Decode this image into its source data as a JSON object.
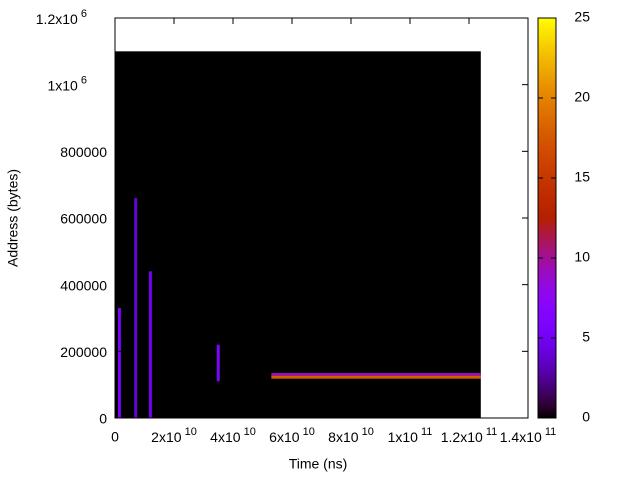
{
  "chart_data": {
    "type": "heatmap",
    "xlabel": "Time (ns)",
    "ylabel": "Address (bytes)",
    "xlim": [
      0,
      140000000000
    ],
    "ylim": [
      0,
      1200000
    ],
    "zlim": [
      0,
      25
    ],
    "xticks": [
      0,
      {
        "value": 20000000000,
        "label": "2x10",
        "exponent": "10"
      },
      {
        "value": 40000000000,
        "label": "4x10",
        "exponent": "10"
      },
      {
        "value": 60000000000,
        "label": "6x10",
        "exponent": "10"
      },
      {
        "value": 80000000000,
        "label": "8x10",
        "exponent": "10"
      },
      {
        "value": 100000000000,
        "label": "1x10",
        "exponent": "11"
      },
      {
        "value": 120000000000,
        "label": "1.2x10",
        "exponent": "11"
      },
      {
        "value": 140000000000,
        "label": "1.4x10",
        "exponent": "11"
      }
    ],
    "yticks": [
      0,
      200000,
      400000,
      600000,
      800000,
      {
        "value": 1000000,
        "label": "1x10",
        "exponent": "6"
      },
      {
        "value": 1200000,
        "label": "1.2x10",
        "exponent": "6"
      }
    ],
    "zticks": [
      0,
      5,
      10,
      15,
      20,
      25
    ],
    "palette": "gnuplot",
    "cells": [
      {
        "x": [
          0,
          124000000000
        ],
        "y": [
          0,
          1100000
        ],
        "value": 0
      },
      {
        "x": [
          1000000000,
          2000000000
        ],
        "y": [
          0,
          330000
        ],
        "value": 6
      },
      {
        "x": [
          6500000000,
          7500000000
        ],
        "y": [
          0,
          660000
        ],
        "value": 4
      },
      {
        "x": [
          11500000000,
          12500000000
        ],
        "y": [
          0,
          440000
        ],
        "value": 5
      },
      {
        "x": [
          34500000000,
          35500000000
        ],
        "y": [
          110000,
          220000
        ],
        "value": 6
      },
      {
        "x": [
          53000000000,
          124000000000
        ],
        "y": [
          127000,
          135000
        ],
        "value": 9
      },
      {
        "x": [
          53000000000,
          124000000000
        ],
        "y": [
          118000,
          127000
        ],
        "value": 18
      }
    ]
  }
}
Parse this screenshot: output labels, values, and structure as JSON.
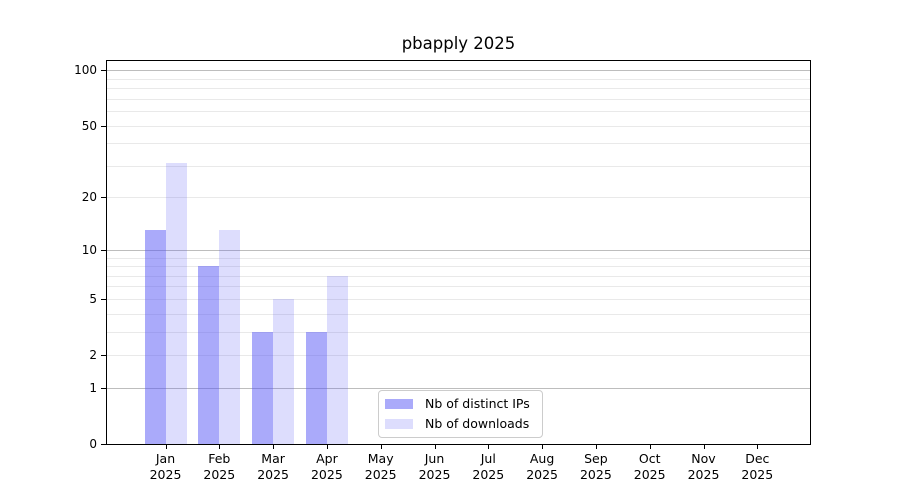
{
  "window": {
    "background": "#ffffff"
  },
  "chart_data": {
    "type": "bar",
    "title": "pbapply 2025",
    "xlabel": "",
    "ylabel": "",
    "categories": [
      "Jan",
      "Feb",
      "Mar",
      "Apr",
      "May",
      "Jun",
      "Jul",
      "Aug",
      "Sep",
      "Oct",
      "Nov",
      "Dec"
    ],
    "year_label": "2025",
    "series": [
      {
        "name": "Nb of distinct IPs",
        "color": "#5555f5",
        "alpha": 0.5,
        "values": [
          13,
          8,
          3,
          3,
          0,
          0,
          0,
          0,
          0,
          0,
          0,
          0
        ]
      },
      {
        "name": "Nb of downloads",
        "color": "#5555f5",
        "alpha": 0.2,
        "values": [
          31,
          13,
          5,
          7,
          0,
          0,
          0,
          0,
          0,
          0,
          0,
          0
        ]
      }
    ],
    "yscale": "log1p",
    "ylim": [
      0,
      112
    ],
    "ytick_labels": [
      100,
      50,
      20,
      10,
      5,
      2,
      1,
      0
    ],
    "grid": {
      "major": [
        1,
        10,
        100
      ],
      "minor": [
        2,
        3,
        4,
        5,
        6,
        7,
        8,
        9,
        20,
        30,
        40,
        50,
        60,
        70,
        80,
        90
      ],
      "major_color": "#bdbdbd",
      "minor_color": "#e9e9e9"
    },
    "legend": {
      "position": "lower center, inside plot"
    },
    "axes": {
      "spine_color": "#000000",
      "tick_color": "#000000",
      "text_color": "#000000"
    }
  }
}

__________________________________________________

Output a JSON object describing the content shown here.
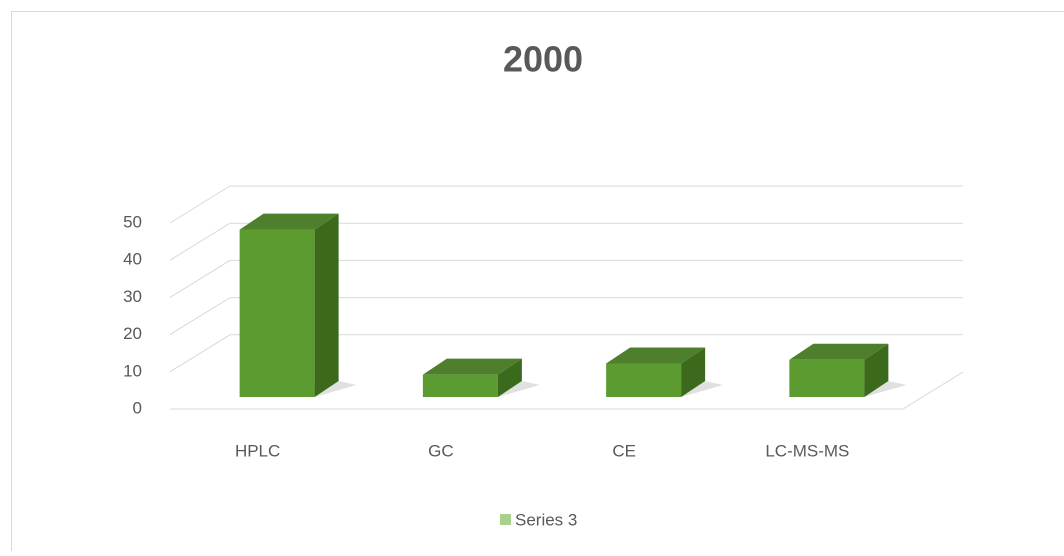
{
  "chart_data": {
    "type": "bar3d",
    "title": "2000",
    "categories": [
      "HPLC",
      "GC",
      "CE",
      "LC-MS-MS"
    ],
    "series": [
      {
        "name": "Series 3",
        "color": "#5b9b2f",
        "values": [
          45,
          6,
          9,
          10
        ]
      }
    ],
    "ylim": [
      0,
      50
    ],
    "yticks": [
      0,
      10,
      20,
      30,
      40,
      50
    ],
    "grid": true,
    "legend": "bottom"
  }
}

__________________________________________________

Copy every line of the records above that holds the word "name".

        "name": "Nb of distinct IPs",
        "name": "Nb of downloads",
        "name": "Series 3",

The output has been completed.